Exercise objective
Wherever a line below holds the word "GREGOR", copy that line.

Entries with figure data
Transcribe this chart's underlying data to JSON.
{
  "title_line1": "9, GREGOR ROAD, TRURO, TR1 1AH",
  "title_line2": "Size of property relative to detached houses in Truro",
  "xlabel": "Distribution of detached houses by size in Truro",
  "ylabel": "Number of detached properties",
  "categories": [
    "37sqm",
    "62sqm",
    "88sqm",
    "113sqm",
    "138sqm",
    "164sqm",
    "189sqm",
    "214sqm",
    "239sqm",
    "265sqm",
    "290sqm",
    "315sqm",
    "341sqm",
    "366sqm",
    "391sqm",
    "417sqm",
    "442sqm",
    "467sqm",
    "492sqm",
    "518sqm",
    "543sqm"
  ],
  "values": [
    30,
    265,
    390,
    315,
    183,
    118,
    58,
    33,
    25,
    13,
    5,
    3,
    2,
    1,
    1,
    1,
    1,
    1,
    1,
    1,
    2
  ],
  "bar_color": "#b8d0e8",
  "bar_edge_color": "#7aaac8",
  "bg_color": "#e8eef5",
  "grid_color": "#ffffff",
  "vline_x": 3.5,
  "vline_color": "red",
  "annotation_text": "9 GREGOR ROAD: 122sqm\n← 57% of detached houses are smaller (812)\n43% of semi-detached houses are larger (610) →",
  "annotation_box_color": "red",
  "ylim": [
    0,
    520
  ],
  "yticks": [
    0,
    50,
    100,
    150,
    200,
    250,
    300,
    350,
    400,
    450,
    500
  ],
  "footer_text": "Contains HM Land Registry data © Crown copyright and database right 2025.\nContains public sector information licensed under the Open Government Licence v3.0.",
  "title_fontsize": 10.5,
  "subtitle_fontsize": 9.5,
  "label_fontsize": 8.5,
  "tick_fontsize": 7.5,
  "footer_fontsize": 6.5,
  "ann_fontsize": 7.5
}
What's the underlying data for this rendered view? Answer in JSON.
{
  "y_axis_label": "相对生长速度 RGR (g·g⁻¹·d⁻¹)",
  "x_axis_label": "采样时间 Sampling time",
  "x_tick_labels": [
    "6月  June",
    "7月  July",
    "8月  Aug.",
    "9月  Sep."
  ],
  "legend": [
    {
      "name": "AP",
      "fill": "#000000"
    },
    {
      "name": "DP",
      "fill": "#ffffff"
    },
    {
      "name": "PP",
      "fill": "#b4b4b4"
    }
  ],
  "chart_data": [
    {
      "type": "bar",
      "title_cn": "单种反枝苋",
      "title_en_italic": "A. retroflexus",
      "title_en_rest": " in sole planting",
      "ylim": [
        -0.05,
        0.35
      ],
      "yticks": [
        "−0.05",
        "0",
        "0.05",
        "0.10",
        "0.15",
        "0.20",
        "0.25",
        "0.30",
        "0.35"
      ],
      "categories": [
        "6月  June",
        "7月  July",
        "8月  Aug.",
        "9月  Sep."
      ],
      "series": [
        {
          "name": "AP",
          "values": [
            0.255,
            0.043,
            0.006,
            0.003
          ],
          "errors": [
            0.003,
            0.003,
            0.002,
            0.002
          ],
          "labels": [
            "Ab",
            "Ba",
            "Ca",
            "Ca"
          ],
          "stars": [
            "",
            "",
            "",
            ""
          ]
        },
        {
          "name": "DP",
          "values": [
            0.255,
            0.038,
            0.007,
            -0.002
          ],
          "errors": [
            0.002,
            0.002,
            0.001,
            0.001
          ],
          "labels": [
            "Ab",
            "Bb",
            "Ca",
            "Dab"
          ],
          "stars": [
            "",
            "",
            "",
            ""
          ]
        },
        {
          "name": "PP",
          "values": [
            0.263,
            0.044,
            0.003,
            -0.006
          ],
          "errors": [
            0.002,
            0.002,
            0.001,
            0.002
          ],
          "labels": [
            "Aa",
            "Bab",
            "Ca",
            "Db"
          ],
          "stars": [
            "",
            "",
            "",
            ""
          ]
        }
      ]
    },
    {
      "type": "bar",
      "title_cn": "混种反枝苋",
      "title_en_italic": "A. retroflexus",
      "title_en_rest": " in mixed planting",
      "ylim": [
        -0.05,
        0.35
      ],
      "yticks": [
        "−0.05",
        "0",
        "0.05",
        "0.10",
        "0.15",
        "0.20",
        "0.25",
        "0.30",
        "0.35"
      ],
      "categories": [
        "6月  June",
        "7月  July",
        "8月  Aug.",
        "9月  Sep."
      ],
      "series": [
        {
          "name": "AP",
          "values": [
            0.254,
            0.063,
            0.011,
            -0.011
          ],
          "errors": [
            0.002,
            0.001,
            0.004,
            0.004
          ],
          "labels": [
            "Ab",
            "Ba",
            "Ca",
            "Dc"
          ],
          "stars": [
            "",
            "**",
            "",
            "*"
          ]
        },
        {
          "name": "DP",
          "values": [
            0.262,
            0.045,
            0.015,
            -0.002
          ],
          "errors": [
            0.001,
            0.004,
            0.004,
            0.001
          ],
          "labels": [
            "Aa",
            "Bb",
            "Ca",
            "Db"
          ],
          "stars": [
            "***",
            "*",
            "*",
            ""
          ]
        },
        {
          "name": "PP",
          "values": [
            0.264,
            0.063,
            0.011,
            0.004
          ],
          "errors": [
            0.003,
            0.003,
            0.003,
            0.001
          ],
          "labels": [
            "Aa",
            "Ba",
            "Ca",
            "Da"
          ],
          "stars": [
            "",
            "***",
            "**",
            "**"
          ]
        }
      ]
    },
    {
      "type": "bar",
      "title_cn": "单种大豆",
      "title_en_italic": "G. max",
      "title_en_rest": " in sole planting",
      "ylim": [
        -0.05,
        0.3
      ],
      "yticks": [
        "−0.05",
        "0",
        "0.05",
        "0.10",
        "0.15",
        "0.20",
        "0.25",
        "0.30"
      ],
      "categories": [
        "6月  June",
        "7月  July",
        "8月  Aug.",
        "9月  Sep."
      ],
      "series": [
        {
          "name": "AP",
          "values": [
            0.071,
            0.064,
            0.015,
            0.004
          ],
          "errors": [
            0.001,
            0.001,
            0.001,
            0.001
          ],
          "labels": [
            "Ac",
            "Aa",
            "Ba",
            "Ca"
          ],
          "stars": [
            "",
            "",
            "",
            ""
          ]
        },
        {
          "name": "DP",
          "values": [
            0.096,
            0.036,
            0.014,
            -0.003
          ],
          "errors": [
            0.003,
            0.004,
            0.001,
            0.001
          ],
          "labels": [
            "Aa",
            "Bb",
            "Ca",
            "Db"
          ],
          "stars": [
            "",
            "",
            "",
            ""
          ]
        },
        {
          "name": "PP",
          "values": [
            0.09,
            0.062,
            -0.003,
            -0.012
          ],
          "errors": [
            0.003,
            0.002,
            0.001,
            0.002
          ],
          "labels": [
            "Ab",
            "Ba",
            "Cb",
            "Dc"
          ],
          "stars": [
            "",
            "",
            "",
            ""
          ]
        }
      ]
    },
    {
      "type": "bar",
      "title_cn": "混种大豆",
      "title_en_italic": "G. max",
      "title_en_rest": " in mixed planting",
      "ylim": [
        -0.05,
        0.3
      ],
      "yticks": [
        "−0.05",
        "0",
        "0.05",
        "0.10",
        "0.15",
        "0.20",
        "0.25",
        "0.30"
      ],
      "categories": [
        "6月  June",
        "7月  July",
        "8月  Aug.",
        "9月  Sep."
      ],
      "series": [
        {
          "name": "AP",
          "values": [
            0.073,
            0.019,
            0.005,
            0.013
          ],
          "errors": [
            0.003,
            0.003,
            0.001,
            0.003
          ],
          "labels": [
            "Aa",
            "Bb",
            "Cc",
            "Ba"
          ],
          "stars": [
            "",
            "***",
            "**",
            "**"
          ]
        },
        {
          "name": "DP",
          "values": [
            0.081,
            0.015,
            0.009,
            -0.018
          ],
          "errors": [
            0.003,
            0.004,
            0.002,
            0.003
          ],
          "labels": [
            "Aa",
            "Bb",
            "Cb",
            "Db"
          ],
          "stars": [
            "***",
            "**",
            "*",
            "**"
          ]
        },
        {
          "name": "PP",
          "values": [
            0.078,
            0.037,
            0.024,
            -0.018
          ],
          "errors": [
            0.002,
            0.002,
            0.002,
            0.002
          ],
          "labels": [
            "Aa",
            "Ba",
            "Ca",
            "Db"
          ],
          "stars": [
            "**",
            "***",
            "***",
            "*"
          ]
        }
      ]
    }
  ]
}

Output for this exercise
  "title_line1": "9, GREGOR ROAD, TRURO, TR1 1AH",
  "annotation_text": "9 GREGOR ROAD: 122sqm\n← 57% of detached houses are smaller (812)\n43% of semi-detached houses are larger (610) →",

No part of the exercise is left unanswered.